- Your goal: From the entries below, extract every line that includes the word "name".

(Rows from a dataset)
+ + + + +
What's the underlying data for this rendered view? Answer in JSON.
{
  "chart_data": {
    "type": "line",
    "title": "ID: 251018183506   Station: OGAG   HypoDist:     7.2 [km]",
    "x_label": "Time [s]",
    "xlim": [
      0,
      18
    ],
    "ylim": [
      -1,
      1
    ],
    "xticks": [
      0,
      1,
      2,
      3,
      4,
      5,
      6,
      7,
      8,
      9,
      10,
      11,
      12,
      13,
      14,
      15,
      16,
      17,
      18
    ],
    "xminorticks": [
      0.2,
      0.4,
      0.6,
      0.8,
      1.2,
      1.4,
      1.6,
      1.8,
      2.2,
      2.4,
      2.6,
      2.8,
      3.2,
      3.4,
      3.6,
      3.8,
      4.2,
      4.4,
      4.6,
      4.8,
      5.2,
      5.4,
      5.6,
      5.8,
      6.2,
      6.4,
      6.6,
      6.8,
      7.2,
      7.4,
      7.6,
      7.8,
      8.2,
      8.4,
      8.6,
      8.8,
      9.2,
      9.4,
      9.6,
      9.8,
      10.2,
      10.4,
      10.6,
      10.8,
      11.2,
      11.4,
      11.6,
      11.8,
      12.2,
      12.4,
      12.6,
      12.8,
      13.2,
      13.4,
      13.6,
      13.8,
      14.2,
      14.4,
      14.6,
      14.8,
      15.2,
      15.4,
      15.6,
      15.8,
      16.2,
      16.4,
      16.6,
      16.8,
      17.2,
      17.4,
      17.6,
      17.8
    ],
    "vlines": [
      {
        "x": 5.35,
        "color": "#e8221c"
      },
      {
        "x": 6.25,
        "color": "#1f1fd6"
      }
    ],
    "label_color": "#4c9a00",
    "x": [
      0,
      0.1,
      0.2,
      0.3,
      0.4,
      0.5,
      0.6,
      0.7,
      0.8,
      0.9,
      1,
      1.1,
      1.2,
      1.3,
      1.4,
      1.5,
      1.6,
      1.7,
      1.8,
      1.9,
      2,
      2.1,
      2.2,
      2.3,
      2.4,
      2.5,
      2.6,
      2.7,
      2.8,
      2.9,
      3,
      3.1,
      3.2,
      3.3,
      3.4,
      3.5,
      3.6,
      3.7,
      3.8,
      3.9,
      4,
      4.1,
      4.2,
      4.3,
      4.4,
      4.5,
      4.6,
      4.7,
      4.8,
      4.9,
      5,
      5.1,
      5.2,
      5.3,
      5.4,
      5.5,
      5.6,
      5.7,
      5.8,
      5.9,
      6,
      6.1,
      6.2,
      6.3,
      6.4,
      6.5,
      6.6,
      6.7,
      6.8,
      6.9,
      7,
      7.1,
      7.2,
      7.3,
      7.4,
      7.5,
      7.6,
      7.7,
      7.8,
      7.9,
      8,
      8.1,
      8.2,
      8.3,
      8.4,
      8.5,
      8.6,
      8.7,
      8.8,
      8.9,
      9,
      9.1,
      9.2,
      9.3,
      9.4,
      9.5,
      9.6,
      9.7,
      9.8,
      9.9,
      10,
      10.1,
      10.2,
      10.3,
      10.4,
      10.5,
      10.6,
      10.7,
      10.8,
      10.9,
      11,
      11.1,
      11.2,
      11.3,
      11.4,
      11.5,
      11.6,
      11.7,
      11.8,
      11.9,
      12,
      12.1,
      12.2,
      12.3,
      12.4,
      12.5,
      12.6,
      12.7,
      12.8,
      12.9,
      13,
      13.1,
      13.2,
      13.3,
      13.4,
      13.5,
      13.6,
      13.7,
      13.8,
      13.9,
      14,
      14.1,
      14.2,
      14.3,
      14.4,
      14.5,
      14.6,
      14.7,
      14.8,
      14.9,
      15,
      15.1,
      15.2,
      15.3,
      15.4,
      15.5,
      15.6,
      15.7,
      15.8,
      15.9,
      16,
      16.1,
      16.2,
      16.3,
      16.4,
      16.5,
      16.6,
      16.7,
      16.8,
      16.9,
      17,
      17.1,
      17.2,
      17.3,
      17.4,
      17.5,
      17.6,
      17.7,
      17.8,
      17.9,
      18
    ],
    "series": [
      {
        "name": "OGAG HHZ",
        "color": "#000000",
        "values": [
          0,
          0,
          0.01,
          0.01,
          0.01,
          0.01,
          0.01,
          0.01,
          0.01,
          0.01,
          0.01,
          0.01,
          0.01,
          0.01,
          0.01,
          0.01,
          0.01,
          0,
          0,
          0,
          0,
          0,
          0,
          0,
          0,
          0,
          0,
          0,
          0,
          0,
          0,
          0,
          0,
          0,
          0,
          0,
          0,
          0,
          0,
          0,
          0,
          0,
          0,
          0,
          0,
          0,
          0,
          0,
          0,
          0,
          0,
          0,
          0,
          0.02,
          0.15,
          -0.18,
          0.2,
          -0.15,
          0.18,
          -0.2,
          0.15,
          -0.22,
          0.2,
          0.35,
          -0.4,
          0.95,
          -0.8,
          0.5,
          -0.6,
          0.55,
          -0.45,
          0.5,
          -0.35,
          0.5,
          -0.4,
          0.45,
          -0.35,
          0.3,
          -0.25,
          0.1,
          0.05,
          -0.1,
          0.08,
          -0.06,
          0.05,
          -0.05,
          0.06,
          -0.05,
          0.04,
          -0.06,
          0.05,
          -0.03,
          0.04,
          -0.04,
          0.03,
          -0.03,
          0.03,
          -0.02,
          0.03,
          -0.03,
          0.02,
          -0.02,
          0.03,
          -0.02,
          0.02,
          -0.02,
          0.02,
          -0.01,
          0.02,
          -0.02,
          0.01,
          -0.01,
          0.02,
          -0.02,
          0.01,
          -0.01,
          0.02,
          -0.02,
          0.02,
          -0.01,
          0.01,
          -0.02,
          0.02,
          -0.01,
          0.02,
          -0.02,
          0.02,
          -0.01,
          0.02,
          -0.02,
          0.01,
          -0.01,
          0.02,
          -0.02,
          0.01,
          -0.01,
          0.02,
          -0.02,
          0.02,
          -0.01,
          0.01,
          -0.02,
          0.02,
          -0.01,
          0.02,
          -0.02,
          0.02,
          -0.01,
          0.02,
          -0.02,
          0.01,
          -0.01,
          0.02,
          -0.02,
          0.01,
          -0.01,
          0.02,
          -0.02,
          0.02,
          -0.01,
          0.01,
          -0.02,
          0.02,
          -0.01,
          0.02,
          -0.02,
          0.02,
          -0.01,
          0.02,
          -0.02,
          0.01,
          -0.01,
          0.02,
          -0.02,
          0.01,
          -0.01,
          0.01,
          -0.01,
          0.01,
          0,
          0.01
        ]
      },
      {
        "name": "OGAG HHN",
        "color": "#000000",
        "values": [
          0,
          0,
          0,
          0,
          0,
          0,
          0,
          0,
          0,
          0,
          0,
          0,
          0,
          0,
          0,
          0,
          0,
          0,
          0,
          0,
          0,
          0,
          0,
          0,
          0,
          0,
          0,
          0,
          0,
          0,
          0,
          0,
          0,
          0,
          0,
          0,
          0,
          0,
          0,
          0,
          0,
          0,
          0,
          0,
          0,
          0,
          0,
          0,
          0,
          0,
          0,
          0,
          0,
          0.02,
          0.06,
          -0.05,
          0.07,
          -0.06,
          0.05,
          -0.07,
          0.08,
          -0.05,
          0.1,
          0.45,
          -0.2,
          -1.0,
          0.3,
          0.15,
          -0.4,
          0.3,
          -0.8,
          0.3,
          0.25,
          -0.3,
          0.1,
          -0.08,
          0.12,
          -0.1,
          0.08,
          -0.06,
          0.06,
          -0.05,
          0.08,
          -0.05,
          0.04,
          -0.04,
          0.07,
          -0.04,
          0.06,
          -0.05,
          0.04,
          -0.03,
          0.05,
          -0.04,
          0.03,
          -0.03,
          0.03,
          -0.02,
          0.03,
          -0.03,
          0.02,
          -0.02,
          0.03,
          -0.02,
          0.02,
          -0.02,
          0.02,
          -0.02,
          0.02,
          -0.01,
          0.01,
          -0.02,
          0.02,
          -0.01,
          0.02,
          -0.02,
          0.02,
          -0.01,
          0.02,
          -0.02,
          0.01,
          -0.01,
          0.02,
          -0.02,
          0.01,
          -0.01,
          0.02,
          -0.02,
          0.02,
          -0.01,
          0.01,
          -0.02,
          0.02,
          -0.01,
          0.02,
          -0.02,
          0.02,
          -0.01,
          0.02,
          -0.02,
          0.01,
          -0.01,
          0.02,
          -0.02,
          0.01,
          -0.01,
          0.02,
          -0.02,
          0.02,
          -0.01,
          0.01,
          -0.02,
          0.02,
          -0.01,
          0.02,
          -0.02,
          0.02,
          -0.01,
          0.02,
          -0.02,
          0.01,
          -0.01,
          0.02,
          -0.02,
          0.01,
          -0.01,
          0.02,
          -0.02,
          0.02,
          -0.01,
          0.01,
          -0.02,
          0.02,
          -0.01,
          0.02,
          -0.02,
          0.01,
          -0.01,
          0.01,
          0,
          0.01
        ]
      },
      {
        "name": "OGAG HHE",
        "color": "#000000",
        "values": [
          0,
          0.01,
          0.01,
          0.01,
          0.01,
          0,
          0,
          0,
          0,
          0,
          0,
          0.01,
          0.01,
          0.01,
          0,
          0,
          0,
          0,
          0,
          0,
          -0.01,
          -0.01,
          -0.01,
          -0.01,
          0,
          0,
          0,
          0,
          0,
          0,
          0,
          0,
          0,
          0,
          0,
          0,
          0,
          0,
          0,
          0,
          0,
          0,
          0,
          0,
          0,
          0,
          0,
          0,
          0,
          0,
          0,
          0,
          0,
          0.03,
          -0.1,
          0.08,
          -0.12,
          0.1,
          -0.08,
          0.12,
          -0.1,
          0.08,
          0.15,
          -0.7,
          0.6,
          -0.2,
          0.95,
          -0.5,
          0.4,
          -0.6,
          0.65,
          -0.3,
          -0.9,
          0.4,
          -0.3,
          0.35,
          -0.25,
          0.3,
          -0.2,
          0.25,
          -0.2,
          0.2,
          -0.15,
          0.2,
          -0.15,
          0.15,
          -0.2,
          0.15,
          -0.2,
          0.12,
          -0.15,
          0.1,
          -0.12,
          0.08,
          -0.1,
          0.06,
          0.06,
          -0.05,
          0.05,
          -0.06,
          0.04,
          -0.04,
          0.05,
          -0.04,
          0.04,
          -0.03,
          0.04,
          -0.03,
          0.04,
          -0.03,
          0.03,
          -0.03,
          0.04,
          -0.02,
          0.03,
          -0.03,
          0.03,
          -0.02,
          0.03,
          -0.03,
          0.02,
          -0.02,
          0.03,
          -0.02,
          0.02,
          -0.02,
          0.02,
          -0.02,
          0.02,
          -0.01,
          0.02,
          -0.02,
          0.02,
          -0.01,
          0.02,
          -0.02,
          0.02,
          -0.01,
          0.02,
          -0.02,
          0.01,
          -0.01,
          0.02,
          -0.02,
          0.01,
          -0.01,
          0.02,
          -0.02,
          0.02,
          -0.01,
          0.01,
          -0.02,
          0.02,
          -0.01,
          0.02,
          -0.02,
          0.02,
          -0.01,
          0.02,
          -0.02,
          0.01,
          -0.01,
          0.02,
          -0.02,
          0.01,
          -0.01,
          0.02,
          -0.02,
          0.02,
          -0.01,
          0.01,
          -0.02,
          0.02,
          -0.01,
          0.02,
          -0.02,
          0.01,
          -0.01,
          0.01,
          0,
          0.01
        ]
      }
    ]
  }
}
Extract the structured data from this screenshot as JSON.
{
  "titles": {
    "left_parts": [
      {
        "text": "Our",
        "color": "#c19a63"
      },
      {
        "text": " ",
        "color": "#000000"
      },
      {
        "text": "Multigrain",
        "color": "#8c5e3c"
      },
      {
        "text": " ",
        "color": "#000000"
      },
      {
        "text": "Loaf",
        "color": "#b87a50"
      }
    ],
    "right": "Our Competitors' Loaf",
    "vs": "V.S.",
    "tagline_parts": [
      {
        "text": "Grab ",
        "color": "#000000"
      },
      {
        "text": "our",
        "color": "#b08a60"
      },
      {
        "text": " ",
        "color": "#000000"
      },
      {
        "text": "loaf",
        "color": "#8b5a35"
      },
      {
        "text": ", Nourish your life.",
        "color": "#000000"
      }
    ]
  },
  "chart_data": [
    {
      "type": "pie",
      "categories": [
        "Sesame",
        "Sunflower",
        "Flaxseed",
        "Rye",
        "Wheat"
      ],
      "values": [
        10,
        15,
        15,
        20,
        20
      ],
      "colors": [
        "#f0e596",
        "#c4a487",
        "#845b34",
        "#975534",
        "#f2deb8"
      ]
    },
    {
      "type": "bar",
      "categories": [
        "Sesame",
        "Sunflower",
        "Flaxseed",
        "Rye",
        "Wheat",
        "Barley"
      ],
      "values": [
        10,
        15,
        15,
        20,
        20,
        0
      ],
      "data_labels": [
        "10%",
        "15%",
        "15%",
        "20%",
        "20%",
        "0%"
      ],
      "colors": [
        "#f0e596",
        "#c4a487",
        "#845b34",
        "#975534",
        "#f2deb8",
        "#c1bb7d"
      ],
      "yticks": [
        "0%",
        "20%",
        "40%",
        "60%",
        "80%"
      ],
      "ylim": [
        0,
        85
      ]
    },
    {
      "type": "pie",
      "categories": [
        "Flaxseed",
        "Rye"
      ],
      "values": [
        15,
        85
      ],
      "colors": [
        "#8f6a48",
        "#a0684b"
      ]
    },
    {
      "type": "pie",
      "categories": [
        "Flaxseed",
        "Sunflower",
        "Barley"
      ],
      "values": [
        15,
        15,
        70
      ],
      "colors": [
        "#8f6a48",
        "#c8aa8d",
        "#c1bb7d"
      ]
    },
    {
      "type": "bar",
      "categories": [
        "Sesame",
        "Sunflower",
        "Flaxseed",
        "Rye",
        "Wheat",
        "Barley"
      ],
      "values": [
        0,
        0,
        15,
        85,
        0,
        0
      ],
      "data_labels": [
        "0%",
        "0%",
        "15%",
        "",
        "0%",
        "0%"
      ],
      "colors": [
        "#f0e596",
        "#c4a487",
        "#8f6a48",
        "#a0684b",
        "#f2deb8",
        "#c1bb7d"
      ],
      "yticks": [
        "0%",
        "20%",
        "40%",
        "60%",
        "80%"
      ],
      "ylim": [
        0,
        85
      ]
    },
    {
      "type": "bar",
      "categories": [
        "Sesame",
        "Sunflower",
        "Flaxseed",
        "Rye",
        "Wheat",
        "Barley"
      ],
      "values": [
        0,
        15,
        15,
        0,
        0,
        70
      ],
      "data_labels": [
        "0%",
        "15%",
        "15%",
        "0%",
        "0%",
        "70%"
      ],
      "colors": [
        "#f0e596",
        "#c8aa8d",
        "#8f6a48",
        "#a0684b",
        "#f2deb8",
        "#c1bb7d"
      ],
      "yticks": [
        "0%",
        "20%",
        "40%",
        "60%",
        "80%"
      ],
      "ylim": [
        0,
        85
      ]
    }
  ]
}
+ + + + +
- Task response:
        "name": "OGAG HHZ",
        "name": "OGAG HHN",
        "name": "OGAG HHE",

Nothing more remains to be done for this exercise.